• _TASK INSTRUCTIONS_: This task calls for copying each line below that contains "HRSL".

:: TASK INPUTS ::

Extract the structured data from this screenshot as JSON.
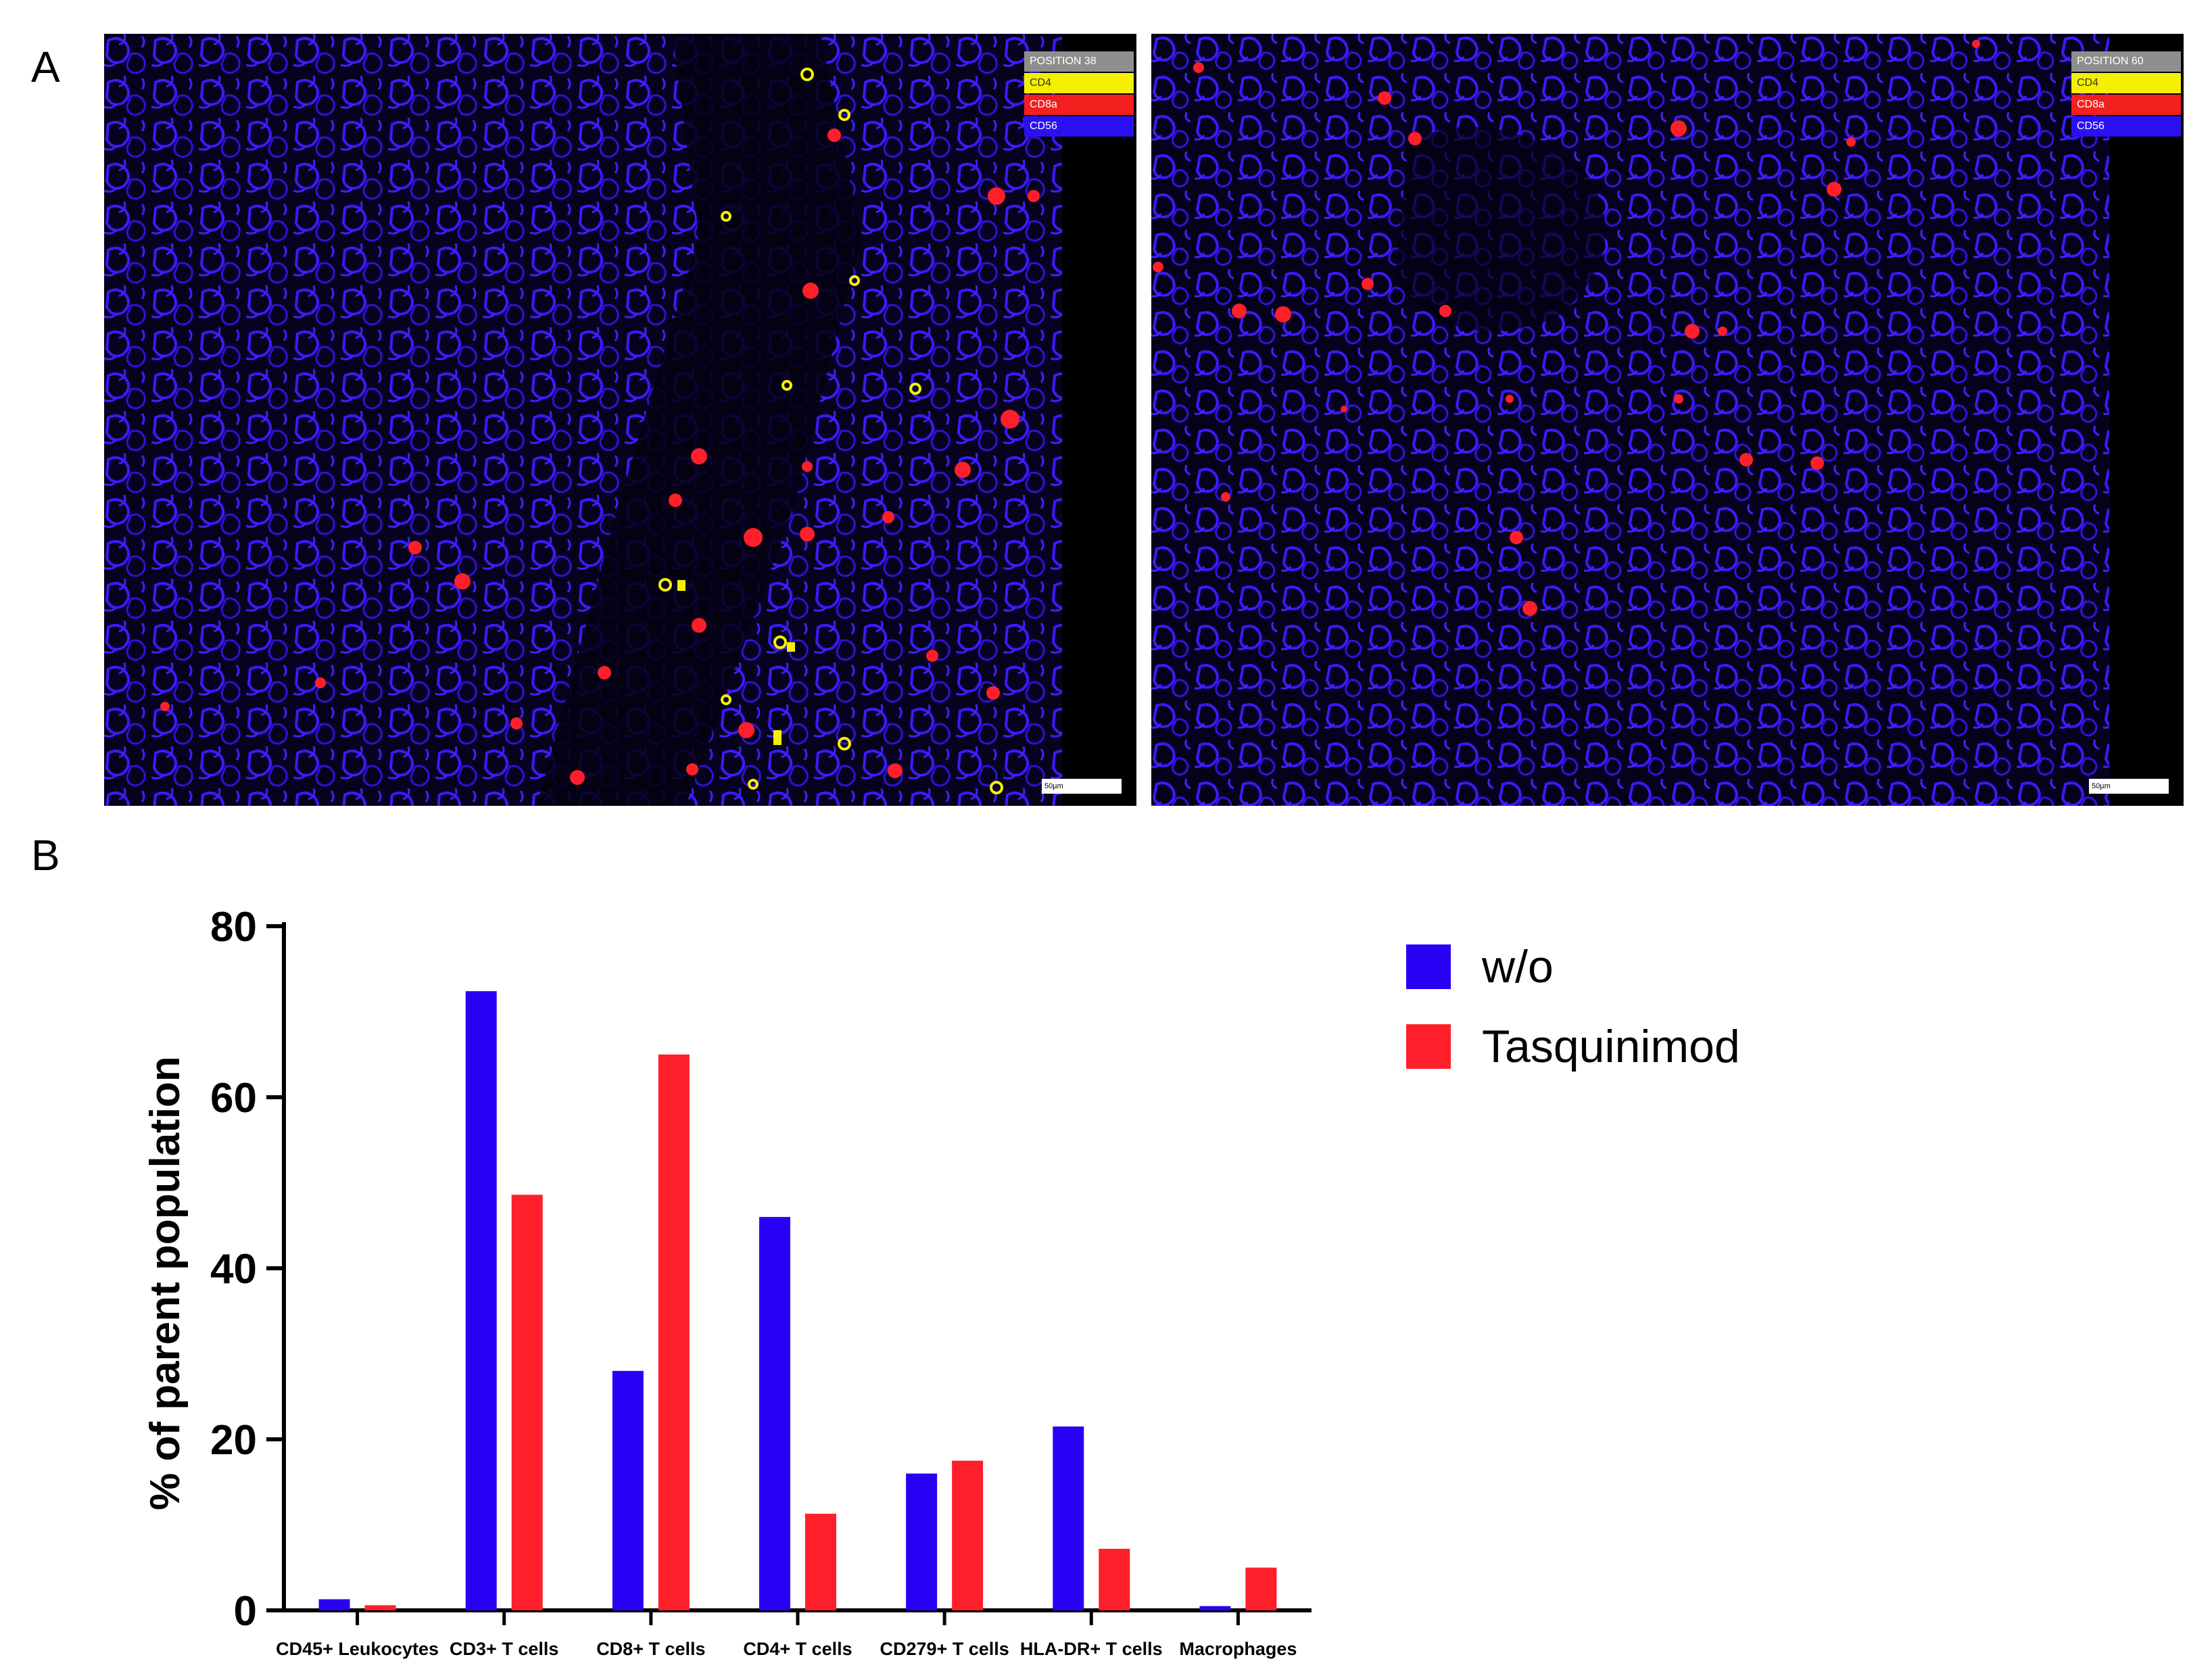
{
  "figure": {
    "panel_a_label": "A",
    "panel_b_label": "B"
  },
  "micrographs": [
    {
      "legend": [
        "POSITION 38",
        "CD4",
        "CD8a",
        "CD56"
      ],
      "scale_label": "50µm"
    },
    {
      "legend": [
        "POSITION 60",
        "CD4",
        "CD8a",
        "CD56"
      ],
      "scale_label": "50µm"
    }
  ],
  "colors": {
    "series_wo": "#2a00f5",
    "series_tasq": "#ff1f2a",
    "tissue_bg": "#05021a",
    "tissue_blue": "#3a1aff",
    "cd4_yellow": "#f4f000",
    "cd8_red": "#ff1f2a"
  },
  "chart_data": {
    "type": "bar",
    "title": "",
    "xlabel": "",
    "ylabel": "% of parent population",
    "ylim": [
      0,
      80
    ],
    "yticks": [
      "0",
      "20",
      "40",
      "60",
      "80"
    ],
    "categories": [
      "CD45+ Leukocytes",
      "CD3+ T cells",
      "CD8+ T cells",
      "CD4+ T cells",
      "CD279+ T cells",
      "HLA-DR+ T cells",
      "Macrophages"
    ],
    "series": [
      {
        "name": "w/o",
        "values": [
          1.3,
          72.4,
          28.0,
          46.0,
          16.0,
          21.5,
          0.5
        ]
      },
      {
        "name": "Tasquinimod",
        "values": [
          0.6,
          48.6,
          65.0,
          11.3,
          17.5,
          7.2,
          5.0
        ]
      }
    ],
    "legend_position": "right"
  }
}
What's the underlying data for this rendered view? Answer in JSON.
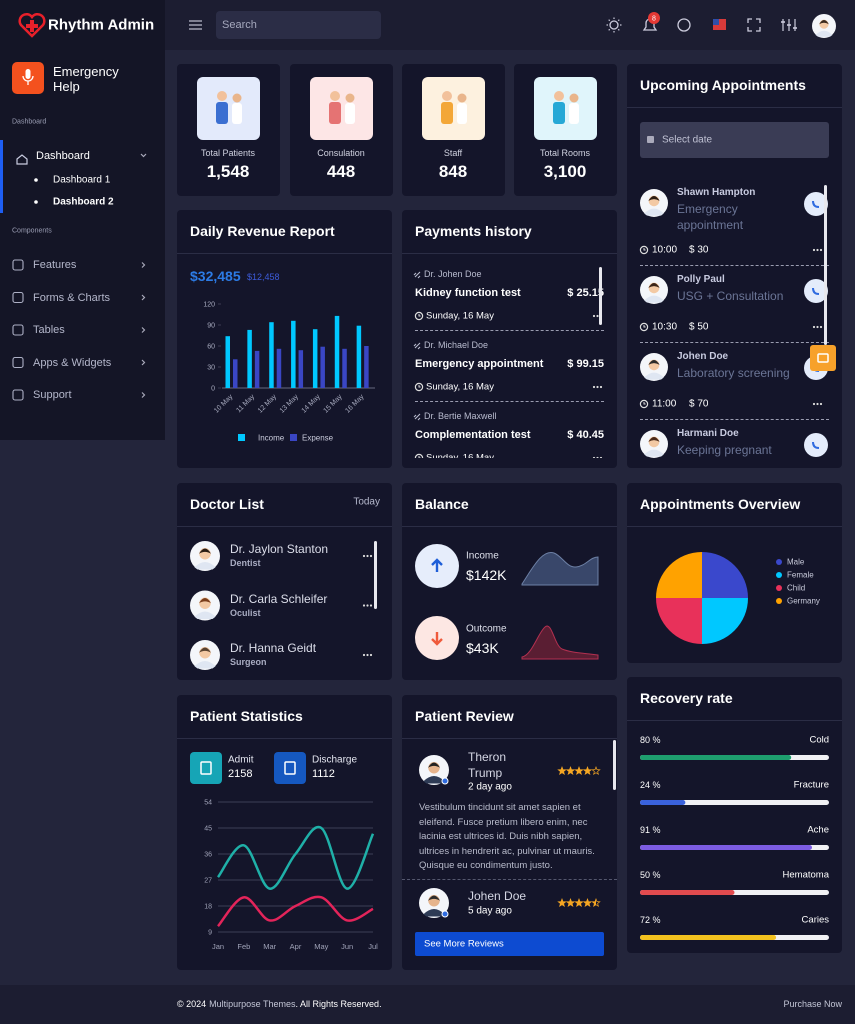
{
  "header": {
    "brand": "Rhythm Admin",
    "search": "Search",
    "notifications": "8"
  },
  "sidebar": {
    "emergency": "Emergency Help",
    "section_dashboard": "Dashboard",
    "dashboard": "Dashboard",
    "dashboard_items": [
      "Dashboard 1",
      "Dashboard 2"
    ],
    "section_components": "Components",
    "menu": [
      "Features",
      "Forms & Charts",
      "Tables",
      "Apps & Widgets",
      "Support"
    ]
  },
  "stats": [
    {
      "label": "Total Patients",
      "value": "1,548"
    },
    {
      "label": "Consulation",
      "value": "448"
    },
    {
      "label": "Staff",
      "value": "848"
    },
    {
      "label": "Total Rooms",
      "value": "3,100"
    }
  ],
  "appointments": {
    "title": "Upcoming Appointments",
    "date_placeholder": "Select date",
    "items": [
      {
        "name": "Shawn Hampton",
        "service": "Emergency appointment",
        "time": "10:00",
        "price": "$ 30"
      },
      {
        "name": "Polly Paul",
        "service": "USG + Consultation",
        "time": "10:30",
        "price": "$ 50"
      },
      {
        "name": "Johen Doe",
        "service": "Laboratory screening",
        "time": "11:00",
        "price": "$ 70"
      },
      {
        "name": "Harmani Doe",
        "service": "Keeping pregnant"
      }
    ]
  },
  "payments": {
    "title": "Payments history",
    "items": [
      {
        "doctor": "Dr. Johen Doe",
        "service": "Kidney function test",
        "amount": "$ 25.15",
        "date": "Sunday, 16 May"
      },
      {
        "doctor": "Dr. Michael Doe",
        "service": "Emergency appointment",
        "amount": "$ 99.15",
        "date": "Sunday, 16 May"
      },
      {
        "doctor": "Dr. Bertie Maxwell",
        "service": "Complementation test",
        "amount": "$ 40.45",
        "date": "Sunday, 16 May"
      }
    ]
  },
  "doctors": {
    "title": "Doctor List",
    "filter": "Today",
    "items": [
      {
        "name": "Dr. Jaylon Stanton",
        "specialty": "Dentist"
      },
      {
        "name": "Dr. Carla Schleifer",
        "specialty": "Oculist"
      },
      {
        "name": "Dr. Hanna Geidt",
        "specialty": "Surgeon"
      }
    ]
  },
  "balance": {
    "title": "Balance",
    "items": [
      {
        "label": "Income",
        "value": "$142K"
      },
      {
        "label": "Outcome",
        "value": "$43K"
      }
    ]
  },
  "reviews": {
    "title": "Patient Review",
    "button": "See More Reviews",
    "items": [
      {
        "name": "Theron Trump",
        "time": "2 day ago",
        "rating": 4,
        "text": "Vestibulum tincidunt sit amet sapien et eleifend. Fusce pretium libero enim, nec lacinia est ultrices id. Duis nibh sapien, ultrices in hendrerit ac, pulvinar ut mauris. Quisque eu condimentum justo."
      },
      {
        "name": "Johen Doe",
        "time": "5 day ago",
        "rating": 4.5
      }
    ]
  },
  "recovery": {
    "title": "Recovery rate",
    "items": [
      {
        "name": "Cold",
        "value": 80,
        "value_label": "80 %",
        "color": "#1e9e6e"
      },
      {
        "name": "Fracture",
        "value": 24,
        "value_label": "24 %",
        "color": "#3a62dc"
      },
      {
        "name": "Ache",
        "value": 91,
        "value_label": "91 %",
        "color": "#7c5ce2"
      },
      {
        "name": "Hematoma",
        "value": 50,
        "value_label": "50 %",
        "color": "#e24b4f"
      },
      {
        "name": "Caries",
        "value": 72,
        "value_label": "72 %",
        "color": "#f3c11f"
      }
    ]
  },
  "footer": {
    "prefix": "© 2024",
    "company": "Multipurpose Themes",
    "suffix": ". All Rights Reserved.",
    "link": "Purchase Now"
  },
  "chart_data": [
    {
      "type": "bar",
      "title": "Daily Revenue Report",
      "annotations": [
        "$32,485",
        "$12,458"
      ],
      "categories": [
        "10 May",
        "11 May",
        "12 May",
        "13 May",
        "14 May",
        "15 May",
        "16 May"
      ],
      "series": [
        {
          "name": "Income",
          "color": "#00c8ff",
          "values": [
            74,
            83,
            94,
            96,
            84,
            103,
            89
          ]
        },
        {
          "name": "Expense",
          "color": "#3a46c4",
          "values": [
            41,
            53,
            56,
            54,
            59,
            56,
            60
          ]
        }
      ],
      "ylim": [
        0,
        120
      ],
      "yticks": [
        0,
        30,
        60,
        90,
        120
      ]
    },
    {
      "type": "line",
      "title": "Patient Statistics",
      "summary": [
        {
          "label": "Admit",
          "value": 2158
        },
        {
          "label": "Discharge",
          "value": 1112
        }
      ],
      "categories": [
        "Jan",
        "Feb",
        "Mar",
        "Apr",
        "May",
        "Jun",
        "Jul"
      ],
      "series": [
        {
          "color": "#1fb0a8",
          "values": [
            28,
            39,
            24,
            36,
            45,
            24,
            43
          ]
        },
        {
          "color": "#e3245a",
          "values": [
            11,
            21,
            13,
            18,
            21,
            13,
            17
          ]
        }
      ],
      "ylim": [
        9,
        54
      ],
      "yticks": [
        9,
        18,
        27,
        36,
        45,
        54
      ],
      "grid": true
    },
    {
      "type": "pie",
      "title": "Appointments Overview",
      "categories": [
        "Male",
        "Female",
        "Child",
        "Germany"
      ],
      "values": [
        25,
        25,
        25,
        25
      ],
      "colors": [
        "#3a48cc",
        "#00c8ff",
        "#e8315a",
        "#ffa200"
      ]
    }
  ]
}
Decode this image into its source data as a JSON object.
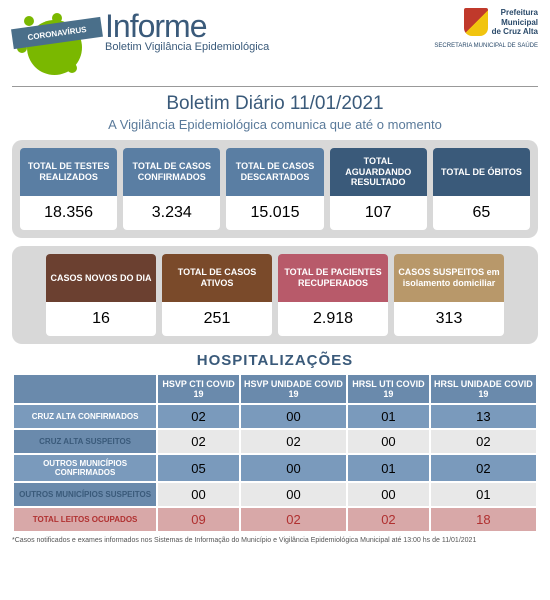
{
  "header": {
    "virus_banner": "CORONAVÍRUS",
    "title": "Informe",
    "subtitle": "Boletim Vigilância Epidemiológica",
    "municipality_line1": "Prefeitura",
    "municipality_line2": "Municipal",
    "municipality_line3": "de Cruz Alta",
    "secretariat": "SECRETARIA MUNICIPAL DE SAÚDE"
  },
  "bulletin": {
    "title": "Boletim Diário 11/01/2021",
    "subtitle": "A Vigilância Epidemiológica comunica que até o momento"
  },
  "colors": {
    "steel_blue": "#5a7ea3",
    "navy": "#3a5a7a",
    "brown": "#6b4030",
    "orange_brown": "#7a4a2a",
    "pink": "#b85a6a",
    "tan": "#b8986a",
    "header_blue": "#6a8aac",
    "row_blue1": "#7a9abc",
    "row_white": "#e8e8e8",
    "row_red": "#d8a8a8",
    "red_text": "#b03030"
  },
  "stats_row1": [
    {
      "label": "TOTAL DE TESTES REALIZADOS",
      "value": "18.356",
      "color": "#5a7ea3"
    },
    {
      "label": "TOTAL DE CASOS CONFIRMADOS",
      "value": "3.234",
      "color": "#5a7ea3"
    },
    {
      "label": "TOTAL DE CASOS DESCARTADOS",
      "value": "15.015",
      "color": "#5a7ea3"
    },
    {
      "label": "TOTAL AGUARDANDO RESULTADO",
      "value": "107",
      "color": "#3a5a7a"
    },
    {
      "label": "TOTAL DE ÓBITOS",
      "value": "65",
      "color": "#3a5a7a"
    }
  ],
  "stats_row2": [
    {
      "label": "CASOS NOVOS DO DIA",
      "value": "16",
      "color": "#6b4030"
    },
    {
      "label": "TOTAL DE CASOS ATIVOS",
      "value": "251",
      "color": "#7a4a2a"
    },
    {
      "label": "TOTAL DE PACIENTES RECUPERADOS",
      "value": "2.918",
      "color": "#b85a6a"
    },
    {
      "label": "CASOS SUSPEITOS em isolamento domiciliar",
      "value": "313",
      "color": "#b8986a"
    }
  ],
  "hospitalizations": {
    "title": "HOSPITALIZAÇÕES",
    "columns": [
      "",
      "HSVP CTI COVID 19",
      "HSVP UNIDADE COVID 19",
      "HRSL UTI COVID 19",
      "HRSL UNIDADE COVID 19"
    ],
    "rows": [
      {
        "label": "CRUZ ALTA CONFIRMADOS",
        "cells": [
          "02",
          "00",
          "01",
          "13"
        ],
        "bg": "#7a9abc",
        "fg": "#000"
      },
      {
        "label": "CRUZ ALTA SUSPEITOS",
        "cells": [
          "02",
          "02",
          "00",
          "02"
        ],
        "bg": "#e8e8e8",
        "fg": "#000"
      },
      {
        "label": "OUTROS MUNICÍPIOS CONFIRMADOS",
        "cells": [
          "05",
          "00",
          "01",
          "02"
        ],
        "bg": "#7a9abc",
        "fg": "#000"
      },
      {
        "label": "OUTROS MUNICÍPIOS SUSPEITOS",
        "cells": [
          "00",
          "00",
          "00",
          "01"
        ],
        "bg": "#e8e8e8",
        "fg": "#000"
      },
      {
        "label": "TOTAL LEITOS OCUPADOS",
        "cells": [
          "09",
          "02",
          "02",
          "18"
        ],
        "bg": "#d8a8a8",
        "fg": "#b03030"
      }
    ],
    "label_colors": [
      "#7a9abc",
      "#6a8aac",
      "#7a9abc",
      "#6a8aac",
      "#d8a8a8"
    ],
    "label_fg": [
      "#fff",
      "#3a5a7a",
      "#fff",
      "#3a5a7a",
      "#b03030"
    ]
  },
  "footnote": "*Casos notificados e exames informados nos Sistemas de Informação do Município e Vigilância Epidemiológica Municipal até 13:00 hs de 11/01/2021"
}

:::

• _PROBLEM SOLUTION_:
      "HRSL UTI COVID 19",
      "HRSL UNIDADE COVID 19"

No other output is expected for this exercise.